## What is expected
In the text on higher education funding, which systems are given as examples of governments fully subsidizing full-time domestic bachelor's students while core direct grants make up over 50% of institutional revenue?

## Text block
● ● ● ●
Policy on direct-grant funding to institutions and tuition fees are closely intertwined
Chapter 3 illustrated the effects on institutional revenue of policy choices around tuition fees and direct government funding to public and government-dependent higher education institutions. In basic terms, in systems where governments decide to permit substantial tuition fees for domestic and international students, direct government subsidy to institutions accounts for a lower share of institutional income and vice versa. In systems where tuition fees represent a high share of institutional income – such as the state-systems in the United States and provincial systems in Canada – changes to the design of public direct-grant funding to higher education institutions might be expected to have less impact on institutional finances than would be the case in systems where institutions are more dependent on this funding source (OECD, 2020[7]). Nevertheless, as noted, governments typically co-ordinate policies on direct-grant funding and tuition fees closely and the experience of implementing indicator-based funding models in several OECD jurisdictions shows that financial incentives or signals created by direct-grant funding models can influence institutional behaviour, even when such grants make up a comparatively low share of total institutional revenue (see discussion of performance funding later in this chapter).
Table 4.1. Four main patterns of public funding to higher education institutions in OECD countries
Copy link to Table 4.1. Four main patterns of public funding to higher education institutions in OECD countriesExample countries included based on OECD Higher Education Policy Survey findings and complementary research
|
Public funding system Core institutional grants account for more than 50% of institutional funding on average |
Mixed funding system Core institutional grants account for less than 50% of institutional funding on average |
|
|---|---|---|
|
No tuition fees for full-time domestic undergraduate students |
Austria (universities (2)) Estonia Germany (all Länder) Nordic countries |
|
|
Tuition fees for full-time domestic undergraduate students set or strictly regulated by government |
Belgium (French and Flemish Communities) France Netherlands Poland Portugal Slovak Republic |
Australia Ireland Lithuania (3) New Zealand United Kingdom (all nations) |
|
Tuition fees for full-time domestic undergraduate students set by institutions (often within certain limits set by government) |
Canada (provinces) Chile United States (states) |
Note: (1) For core public funding, the categorisation of systems is based on UOE data on source of expenditure on tertiary education institutions and ETER data (2022) for European systems where total public expenditure exceeds 50% of total expenditure on public and government-dependent tertiary education institutions. The data on tuition fees is drawn from Education at a Glance 2025 [add reference].
(2) In Austria, universities of applied science may charge fees.
(3) In Lithuania, state-funded places and non-state-funded places co-exist.
As summarised in Table 4.1, it is possible to classify OECD higher education systems broadly into four main categories regarding their tuition-fee and institutional-grant policies:
1. Systems where governments choose to fully subsidise the education of full-time, domestic bachelor’s students (meaning institutions charge no tuition fees for this group) and core public direct-grant funding accounts for over 50% of institutional revenue on average. This group is exemplified by the Nordic countries and the German federal states.
● ● ● ●
## Records supplied
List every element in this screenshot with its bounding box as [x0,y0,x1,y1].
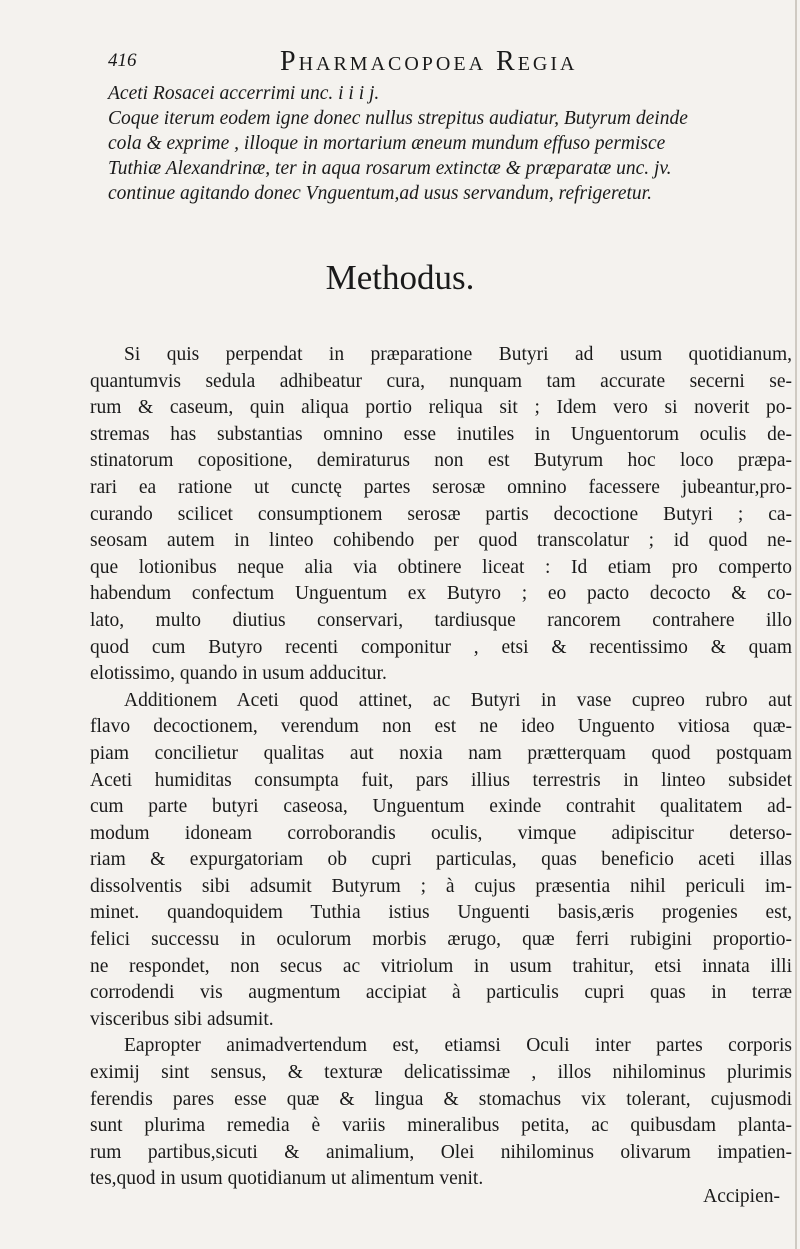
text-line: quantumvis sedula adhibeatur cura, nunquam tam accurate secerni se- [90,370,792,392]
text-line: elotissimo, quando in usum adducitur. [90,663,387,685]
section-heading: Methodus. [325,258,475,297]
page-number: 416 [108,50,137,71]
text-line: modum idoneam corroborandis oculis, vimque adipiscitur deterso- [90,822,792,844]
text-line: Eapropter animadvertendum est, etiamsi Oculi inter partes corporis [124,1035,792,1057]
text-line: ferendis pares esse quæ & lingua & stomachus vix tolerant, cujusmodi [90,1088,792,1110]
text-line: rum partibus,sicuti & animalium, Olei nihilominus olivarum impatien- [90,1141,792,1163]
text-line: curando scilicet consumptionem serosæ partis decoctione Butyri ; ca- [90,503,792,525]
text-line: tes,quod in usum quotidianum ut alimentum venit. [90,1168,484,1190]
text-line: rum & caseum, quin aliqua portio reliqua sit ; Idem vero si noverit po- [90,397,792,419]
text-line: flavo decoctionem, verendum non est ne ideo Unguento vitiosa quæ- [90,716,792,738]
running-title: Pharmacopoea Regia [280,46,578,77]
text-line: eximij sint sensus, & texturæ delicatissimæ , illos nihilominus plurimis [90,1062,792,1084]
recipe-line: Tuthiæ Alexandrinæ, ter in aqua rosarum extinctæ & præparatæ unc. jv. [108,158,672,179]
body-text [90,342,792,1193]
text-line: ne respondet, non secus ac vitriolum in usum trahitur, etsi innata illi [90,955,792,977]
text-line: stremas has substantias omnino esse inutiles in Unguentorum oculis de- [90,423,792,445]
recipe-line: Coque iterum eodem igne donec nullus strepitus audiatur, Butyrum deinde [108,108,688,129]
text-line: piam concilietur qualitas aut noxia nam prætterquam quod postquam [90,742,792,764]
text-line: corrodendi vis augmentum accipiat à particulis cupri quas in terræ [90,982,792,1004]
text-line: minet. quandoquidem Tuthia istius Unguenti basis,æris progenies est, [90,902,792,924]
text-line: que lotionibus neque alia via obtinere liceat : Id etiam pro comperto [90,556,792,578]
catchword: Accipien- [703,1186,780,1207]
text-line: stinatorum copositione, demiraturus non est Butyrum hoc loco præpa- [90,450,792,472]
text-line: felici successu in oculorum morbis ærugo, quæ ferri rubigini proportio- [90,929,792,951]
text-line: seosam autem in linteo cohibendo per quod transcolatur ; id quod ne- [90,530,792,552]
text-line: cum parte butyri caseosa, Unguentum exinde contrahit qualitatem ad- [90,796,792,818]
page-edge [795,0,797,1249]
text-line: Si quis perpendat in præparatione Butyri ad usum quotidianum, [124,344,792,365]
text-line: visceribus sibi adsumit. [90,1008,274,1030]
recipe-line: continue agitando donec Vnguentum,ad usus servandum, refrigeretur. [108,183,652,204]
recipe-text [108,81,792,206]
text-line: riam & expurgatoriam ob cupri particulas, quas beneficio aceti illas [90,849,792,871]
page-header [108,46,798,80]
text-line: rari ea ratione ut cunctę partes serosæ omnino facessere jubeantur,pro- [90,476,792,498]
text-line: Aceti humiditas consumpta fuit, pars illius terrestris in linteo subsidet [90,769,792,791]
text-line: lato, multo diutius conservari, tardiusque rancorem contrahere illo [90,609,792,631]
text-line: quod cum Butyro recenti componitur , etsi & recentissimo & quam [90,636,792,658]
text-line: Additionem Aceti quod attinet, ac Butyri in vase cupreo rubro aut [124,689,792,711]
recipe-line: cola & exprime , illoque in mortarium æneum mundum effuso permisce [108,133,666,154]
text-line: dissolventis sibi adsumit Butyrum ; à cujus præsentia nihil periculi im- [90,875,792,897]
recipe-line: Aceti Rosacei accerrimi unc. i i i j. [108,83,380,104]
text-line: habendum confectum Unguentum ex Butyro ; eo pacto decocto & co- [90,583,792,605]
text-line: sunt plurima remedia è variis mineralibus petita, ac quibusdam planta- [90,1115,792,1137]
● ● ● ●
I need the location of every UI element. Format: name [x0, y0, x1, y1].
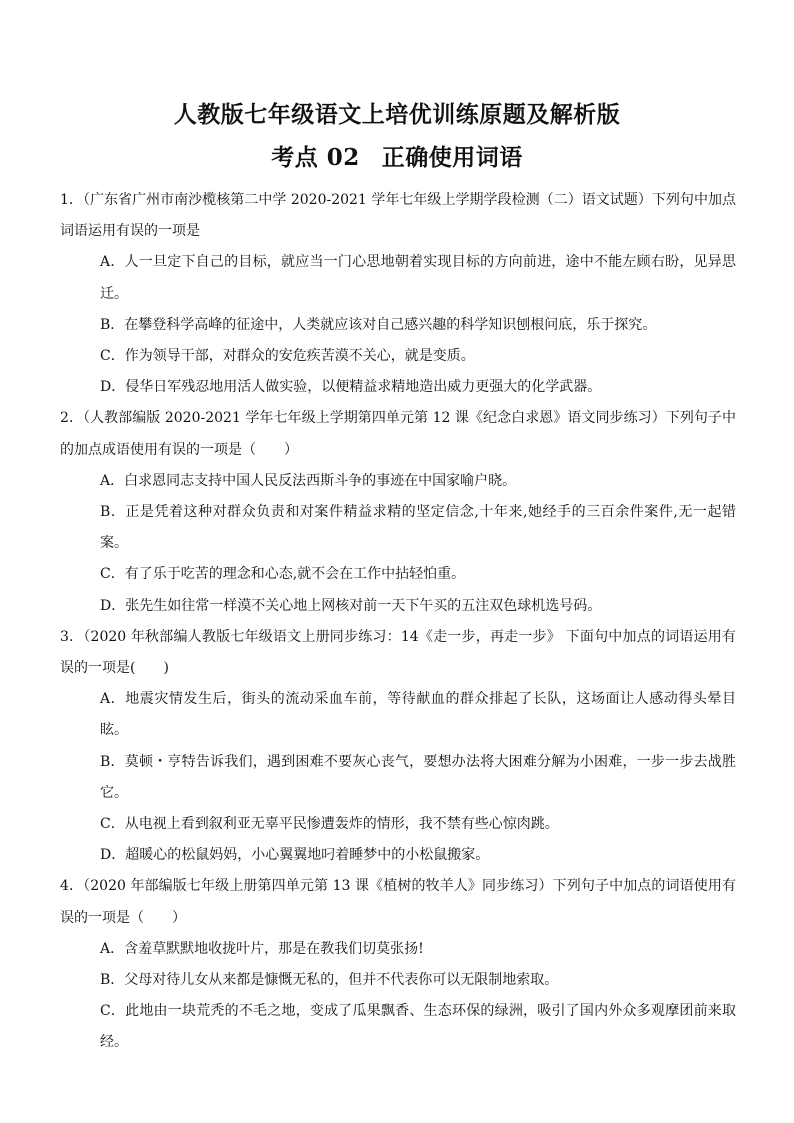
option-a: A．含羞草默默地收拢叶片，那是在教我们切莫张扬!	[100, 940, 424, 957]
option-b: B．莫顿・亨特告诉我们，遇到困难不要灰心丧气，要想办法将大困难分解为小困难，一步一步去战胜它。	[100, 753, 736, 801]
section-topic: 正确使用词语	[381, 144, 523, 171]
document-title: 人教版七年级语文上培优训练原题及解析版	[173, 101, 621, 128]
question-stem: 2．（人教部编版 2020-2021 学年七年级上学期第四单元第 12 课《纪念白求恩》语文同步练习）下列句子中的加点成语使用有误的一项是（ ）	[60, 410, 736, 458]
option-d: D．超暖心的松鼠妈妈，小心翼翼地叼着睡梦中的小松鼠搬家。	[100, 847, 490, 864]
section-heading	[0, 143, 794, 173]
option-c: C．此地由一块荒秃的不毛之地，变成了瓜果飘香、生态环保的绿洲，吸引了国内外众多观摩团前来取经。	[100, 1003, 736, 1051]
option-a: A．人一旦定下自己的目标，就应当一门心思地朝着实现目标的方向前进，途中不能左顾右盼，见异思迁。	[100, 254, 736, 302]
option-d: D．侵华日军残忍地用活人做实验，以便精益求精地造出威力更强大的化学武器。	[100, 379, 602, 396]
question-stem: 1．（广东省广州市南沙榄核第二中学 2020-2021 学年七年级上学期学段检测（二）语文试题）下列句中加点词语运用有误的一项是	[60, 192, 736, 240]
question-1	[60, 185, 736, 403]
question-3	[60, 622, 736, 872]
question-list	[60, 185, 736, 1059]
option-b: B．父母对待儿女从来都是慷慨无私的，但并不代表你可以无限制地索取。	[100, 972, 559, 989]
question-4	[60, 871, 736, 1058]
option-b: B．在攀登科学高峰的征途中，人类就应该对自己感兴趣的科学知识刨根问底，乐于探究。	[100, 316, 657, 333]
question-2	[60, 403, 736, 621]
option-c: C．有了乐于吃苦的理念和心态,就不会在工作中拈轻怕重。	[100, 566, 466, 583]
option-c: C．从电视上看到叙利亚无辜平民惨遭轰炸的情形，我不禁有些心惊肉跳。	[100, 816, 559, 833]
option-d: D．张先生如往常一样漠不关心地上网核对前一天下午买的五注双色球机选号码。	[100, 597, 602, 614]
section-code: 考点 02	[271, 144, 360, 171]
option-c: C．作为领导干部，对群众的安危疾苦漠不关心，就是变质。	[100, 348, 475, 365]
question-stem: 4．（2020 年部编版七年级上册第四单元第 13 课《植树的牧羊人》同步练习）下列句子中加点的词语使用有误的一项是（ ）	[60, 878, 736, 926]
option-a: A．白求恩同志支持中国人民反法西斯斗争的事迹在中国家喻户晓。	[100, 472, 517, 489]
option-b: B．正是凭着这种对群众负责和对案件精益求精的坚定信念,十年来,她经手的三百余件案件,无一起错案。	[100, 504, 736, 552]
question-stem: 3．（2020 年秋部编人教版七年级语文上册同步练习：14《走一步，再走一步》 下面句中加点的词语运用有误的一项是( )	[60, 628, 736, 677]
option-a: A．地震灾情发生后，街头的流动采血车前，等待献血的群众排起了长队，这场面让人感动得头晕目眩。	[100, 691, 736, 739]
● ● ● ●
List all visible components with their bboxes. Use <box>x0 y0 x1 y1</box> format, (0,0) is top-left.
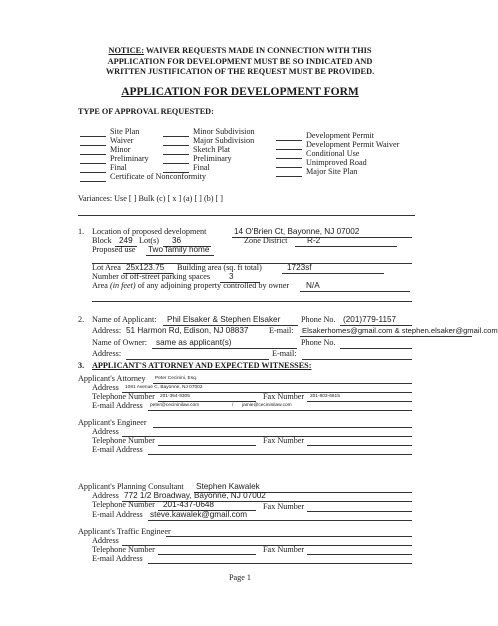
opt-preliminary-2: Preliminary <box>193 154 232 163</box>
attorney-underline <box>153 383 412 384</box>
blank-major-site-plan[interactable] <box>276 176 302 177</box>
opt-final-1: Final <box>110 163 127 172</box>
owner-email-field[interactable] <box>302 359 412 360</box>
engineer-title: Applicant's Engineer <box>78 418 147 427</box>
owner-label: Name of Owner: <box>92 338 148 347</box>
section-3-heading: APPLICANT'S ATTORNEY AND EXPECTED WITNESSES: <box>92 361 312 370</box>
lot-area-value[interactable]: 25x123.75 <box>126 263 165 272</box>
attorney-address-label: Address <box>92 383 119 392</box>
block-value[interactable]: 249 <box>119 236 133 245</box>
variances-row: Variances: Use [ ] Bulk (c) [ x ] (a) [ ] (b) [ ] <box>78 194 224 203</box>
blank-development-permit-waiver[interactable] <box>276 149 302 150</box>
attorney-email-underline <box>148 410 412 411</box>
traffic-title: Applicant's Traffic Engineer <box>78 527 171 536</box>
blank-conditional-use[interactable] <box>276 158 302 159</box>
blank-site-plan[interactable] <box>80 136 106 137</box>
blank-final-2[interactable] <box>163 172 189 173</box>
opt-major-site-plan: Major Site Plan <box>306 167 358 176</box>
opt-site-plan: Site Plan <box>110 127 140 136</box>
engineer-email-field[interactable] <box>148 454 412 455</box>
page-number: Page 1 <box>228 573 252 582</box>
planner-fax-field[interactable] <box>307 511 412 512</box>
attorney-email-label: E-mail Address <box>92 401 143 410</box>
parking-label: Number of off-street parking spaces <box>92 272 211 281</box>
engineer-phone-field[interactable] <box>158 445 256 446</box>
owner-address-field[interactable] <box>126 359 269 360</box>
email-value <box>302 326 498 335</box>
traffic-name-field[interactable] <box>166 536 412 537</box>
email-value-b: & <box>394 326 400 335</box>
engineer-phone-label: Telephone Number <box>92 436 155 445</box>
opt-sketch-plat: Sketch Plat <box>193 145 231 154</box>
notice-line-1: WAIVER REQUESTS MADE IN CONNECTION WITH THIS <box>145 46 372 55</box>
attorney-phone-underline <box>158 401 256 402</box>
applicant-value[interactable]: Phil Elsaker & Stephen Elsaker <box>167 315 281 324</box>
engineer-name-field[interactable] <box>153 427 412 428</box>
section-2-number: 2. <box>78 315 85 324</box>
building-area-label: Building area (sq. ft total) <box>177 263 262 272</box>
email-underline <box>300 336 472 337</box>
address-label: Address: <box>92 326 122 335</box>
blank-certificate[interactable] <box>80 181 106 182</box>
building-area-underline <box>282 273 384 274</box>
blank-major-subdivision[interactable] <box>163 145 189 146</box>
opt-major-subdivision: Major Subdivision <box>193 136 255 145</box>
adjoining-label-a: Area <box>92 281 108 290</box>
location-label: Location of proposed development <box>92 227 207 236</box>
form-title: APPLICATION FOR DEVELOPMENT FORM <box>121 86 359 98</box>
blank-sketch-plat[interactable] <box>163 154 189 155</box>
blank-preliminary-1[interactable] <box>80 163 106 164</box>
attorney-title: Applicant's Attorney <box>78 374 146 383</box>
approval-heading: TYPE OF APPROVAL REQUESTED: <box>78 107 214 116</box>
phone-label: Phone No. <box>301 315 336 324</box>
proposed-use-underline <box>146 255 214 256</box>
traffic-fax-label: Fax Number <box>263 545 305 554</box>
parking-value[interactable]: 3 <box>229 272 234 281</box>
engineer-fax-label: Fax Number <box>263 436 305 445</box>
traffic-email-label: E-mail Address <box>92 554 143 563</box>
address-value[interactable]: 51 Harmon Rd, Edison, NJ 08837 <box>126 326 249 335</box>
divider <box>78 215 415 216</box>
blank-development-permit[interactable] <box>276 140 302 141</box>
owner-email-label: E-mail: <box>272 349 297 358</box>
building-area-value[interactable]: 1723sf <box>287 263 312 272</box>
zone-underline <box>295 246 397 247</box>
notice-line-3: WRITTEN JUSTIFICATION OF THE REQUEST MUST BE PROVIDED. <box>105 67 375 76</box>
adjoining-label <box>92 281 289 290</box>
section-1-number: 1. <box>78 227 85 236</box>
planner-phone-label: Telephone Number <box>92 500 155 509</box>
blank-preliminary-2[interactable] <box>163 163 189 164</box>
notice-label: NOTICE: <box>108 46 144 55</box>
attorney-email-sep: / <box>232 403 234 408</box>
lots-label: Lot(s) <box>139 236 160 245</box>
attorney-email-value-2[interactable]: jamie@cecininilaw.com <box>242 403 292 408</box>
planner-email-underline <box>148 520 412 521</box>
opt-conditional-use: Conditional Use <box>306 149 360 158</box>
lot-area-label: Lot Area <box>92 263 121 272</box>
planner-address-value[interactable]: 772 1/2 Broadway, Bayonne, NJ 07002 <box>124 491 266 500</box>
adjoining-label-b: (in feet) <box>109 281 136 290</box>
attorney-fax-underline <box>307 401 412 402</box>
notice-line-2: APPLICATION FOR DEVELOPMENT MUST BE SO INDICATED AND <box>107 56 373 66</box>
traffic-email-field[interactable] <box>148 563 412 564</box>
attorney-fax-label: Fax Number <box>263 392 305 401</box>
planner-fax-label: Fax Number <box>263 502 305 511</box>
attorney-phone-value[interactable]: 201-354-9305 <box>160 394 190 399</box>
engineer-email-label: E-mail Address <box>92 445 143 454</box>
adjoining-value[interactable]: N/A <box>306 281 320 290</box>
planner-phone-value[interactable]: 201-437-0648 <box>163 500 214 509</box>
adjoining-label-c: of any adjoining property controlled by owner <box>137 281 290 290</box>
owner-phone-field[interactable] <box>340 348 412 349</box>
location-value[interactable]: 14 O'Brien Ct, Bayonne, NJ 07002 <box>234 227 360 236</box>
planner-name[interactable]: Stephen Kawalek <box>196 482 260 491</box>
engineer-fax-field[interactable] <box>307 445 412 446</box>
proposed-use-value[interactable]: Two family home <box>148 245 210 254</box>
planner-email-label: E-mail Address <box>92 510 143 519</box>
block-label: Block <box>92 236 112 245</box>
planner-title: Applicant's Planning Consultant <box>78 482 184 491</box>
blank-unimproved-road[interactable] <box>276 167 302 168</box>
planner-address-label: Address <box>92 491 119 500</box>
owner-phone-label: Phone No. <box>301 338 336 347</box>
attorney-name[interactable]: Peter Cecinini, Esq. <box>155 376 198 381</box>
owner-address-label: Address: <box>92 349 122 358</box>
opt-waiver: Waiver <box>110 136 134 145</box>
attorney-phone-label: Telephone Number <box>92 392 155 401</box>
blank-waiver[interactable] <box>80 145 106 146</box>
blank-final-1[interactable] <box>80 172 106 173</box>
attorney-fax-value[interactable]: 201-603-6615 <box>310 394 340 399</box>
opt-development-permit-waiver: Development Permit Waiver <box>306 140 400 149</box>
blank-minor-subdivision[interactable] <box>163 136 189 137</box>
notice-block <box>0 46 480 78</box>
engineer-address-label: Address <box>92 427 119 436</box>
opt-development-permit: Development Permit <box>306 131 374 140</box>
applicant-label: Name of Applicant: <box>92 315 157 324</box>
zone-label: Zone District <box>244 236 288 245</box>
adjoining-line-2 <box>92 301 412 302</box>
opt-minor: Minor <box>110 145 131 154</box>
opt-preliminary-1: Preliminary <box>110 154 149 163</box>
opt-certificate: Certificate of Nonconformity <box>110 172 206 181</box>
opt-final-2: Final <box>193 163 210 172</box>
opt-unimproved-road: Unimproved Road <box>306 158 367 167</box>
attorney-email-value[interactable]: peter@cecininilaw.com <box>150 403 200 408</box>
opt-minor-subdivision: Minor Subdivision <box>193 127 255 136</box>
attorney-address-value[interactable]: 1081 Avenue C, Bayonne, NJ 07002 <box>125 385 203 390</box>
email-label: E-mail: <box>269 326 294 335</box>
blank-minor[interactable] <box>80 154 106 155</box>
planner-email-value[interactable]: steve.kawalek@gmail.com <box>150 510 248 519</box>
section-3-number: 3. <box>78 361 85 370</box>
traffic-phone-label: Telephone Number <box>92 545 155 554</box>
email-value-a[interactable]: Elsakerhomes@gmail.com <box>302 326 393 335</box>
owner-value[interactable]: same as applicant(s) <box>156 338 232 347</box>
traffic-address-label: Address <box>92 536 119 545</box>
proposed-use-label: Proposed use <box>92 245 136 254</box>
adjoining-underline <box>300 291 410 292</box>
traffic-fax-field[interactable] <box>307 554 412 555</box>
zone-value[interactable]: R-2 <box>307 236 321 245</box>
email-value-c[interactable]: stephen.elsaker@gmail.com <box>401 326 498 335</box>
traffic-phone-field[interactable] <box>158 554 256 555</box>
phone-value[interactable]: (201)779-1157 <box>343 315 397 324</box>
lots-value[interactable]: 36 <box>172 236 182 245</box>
● ● ● ●
## Completed task
The Nordic countries and the German federal states.